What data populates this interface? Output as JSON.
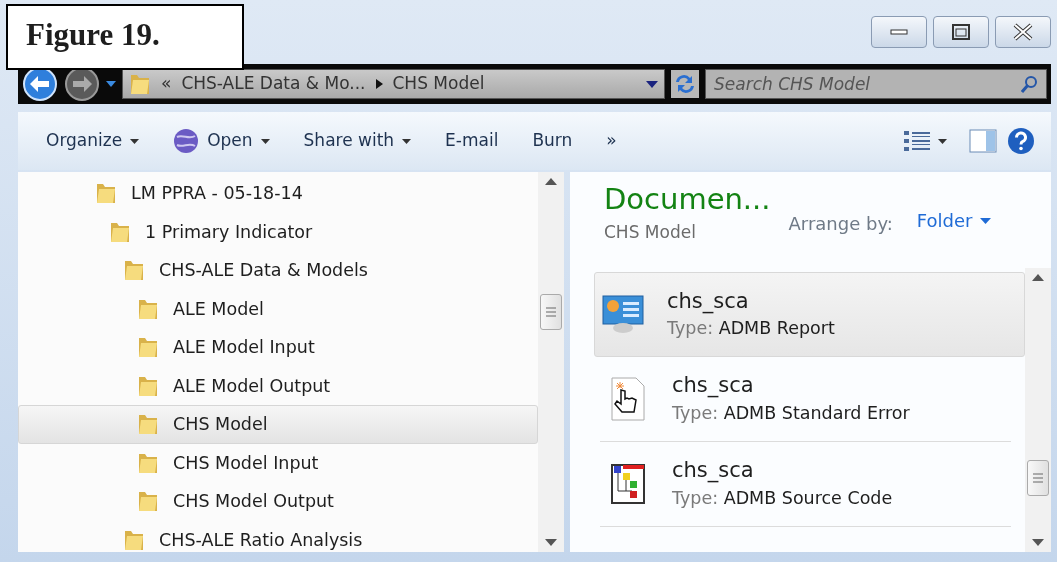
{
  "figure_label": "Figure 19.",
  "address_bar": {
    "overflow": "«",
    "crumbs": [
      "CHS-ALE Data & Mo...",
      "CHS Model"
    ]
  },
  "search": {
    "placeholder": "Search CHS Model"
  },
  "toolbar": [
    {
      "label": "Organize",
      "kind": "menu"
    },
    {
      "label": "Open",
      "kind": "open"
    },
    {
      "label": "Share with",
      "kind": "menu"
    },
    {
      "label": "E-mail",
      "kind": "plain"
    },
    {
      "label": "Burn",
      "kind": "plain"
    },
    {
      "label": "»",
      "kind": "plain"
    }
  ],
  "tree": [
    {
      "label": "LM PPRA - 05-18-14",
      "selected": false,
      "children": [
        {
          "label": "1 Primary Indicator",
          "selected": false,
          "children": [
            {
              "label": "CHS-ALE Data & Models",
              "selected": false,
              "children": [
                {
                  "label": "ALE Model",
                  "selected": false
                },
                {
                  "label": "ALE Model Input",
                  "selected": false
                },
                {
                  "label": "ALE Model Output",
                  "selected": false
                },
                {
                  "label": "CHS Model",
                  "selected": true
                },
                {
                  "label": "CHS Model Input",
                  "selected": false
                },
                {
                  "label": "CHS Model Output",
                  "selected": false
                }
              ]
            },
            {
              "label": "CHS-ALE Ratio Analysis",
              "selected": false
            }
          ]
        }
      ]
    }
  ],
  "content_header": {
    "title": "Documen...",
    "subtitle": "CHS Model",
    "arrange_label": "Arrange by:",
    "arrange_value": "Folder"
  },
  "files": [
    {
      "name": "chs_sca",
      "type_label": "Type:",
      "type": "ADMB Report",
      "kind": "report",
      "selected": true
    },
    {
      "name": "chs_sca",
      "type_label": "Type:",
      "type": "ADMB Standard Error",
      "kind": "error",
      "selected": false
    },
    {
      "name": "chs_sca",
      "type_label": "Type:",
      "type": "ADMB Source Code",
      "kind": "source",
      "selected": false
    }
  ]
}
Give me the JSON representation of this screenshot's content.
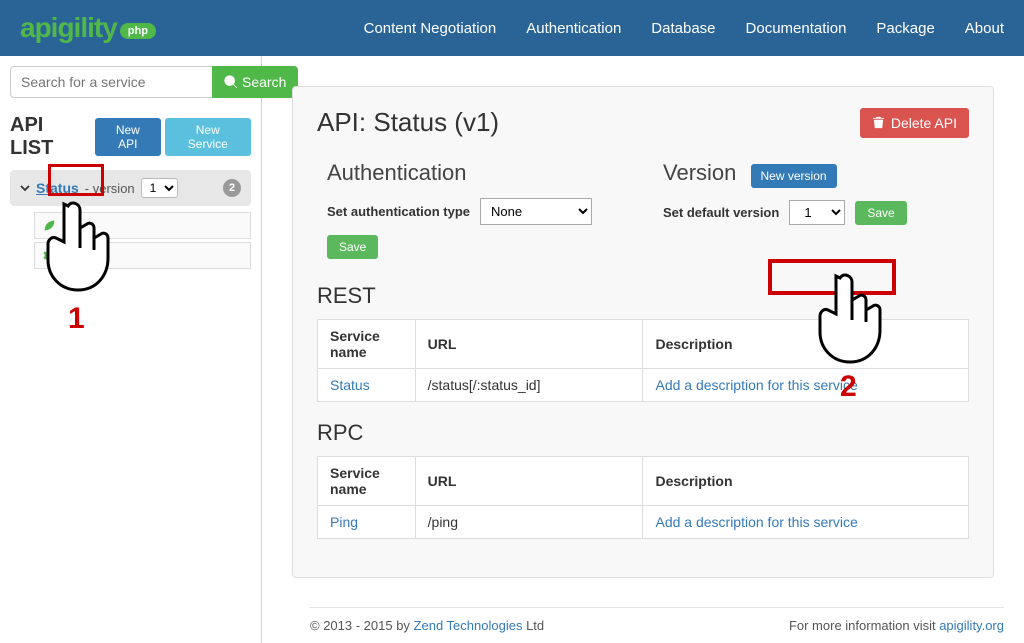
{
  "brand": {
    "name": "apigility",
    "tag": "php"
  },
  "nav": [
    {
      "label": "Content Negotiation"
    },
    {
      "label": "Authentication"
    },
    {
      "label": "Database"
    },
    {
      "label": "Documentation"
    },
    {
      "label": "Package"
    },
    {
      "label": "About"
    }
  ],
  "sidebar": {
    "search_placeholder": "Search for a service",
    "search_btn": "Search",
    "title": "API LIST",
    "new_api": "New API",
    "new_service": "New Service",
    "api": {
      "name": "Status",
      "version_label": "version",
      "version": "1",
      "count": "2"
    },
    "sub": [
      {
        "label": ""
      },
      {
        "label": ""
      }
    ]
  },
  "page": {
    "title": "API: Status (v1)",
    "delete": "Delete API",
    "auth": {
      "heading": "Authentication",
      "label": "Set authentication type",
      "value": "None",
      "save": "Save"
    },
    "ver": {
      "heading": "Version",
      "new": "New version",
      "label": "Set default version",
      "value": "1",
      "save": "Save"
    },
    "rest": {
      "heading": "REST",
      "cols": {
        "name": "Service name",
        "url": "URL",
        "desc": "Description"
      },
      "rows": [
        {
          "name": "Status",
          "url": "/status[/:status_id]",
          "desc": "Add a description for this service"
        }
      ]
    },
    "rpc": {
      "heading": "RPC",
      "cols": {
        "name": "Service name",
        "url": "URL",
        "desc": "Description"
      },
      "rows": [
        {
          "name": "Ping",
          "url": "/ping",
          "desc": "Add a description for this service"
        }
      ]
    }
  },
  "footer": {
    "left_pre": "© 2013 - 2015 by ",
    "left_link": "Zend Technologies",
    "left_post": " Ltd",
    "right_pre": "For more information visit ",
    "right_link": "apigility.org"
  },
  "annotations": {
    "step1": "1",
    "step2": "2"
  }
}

● ● ●

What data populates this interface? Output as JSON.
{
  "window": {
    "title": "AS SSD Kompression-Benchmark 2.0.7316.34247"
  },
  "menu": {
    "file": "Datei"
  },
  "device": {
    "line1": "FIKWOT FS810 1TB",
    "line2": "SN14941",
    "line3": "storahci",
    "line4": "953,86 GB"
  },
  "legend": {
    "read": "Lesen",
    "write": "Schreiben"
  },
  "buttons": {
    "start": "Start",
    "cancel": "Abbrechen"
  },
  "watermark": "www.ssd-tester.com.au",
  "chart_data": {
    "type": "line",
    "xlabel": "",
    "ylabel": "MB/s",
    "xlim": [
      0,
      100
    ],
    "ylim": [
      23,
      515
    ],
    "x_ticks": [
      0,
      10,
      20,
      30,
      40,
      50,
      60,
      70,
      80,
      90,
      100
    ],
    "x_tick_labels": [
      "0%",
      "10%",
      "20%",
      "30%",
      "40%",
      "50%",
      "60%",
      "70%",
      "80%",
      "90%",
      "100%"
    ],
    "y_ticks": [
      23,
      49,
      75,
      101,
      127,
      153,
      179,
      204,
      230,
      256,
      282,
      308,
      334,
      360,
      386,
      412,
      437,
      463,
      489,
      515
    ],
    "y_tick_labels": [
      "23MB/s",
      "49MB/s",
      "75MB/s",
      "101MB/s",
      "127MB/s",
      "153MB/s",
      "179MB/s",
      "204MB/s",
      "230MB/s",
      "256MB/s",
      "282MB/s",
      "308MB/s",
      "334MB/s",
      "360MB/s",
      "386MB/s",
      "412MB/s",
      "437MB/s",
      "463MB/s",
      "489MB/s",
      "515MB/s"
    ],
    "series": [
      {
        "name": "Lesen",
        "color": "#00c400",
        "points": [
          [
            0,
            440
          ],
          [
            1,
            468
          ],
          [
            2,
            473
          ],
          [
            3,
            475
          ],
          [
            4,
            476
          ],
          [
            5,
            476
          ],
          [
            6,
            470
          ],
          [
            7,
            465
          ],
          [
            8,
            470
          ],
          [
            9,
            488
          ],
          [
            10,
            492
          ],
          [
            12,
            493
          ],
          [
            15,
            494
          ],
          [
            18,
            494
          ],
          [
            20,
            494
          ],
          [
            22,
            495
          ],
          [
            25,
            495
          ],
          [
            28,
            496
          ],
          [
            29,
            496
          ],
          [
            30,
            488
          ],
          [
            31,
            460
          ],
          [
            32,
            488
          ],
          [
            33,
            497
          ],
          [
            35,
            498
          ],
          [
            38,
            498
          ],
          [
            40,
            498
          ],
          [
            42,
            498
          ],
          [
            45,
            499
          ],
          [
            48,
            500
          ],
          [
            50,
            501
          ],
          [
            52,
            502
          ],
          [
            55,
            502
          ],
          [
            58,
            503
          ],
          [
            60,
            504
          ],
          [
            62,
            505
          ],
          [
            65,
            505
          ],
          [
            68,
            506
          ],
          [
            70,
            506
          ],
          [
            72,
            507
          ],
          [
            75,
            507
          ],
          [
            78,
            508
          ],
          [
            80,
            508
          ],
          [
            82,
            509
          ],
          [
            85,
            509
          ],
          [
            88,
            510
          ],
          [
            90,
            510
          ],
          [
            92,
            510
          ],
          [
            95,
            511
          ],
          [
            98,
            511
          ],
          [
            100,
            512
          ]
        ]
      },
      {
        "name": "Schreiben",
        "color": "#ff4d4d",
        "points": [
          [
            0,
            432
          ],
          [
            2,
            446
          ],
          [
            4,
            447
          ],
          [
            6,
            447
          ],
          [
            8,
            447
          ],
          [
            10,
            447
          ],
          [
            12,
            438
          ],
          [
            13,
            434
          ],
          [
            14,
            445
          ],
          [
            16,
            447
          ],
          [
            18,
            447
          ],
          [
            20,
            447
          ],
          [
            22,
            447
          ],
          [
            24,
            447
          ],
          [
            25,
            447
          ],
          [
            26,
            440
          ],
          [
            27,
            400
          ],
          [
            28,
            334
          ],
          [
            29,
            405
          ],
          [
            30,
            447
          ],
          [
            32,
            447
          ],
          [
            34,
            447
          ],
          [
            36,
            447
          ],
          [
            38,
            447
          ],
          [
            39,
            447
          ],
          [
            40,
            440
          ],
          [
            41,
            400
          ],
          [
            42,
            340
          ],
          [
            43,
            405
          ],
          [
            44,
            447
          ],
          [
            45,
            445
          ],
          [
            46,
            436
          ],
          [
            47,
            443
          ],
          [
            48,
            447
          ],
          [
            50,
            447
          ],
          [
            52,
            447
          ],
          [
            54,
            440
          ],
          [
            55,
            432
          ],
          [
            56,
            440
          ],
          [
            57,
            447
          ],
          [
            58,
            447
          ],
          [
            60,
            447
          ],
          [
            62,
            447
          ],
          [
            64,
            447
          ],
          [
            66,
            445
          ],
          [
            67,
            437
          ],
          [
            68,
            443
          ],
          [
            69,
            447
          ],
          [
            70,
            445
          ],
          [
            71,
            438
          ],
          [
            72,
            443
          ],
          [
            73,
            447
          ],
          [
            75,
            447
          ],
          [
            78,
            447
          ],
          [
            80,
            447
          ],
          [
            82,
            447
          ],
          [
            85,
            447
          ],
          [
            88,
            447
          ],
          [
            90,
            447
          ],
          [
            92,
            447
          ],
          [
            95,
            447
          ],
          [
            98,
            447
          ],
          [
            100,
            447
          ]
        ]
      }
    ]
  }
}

● ● ●

* **What you need to do**
Which lines contain the word "Input"? Copy each one.

* **Written reply**
                  "label": "ALE Model Input",
                  "label": "CHS Model Input",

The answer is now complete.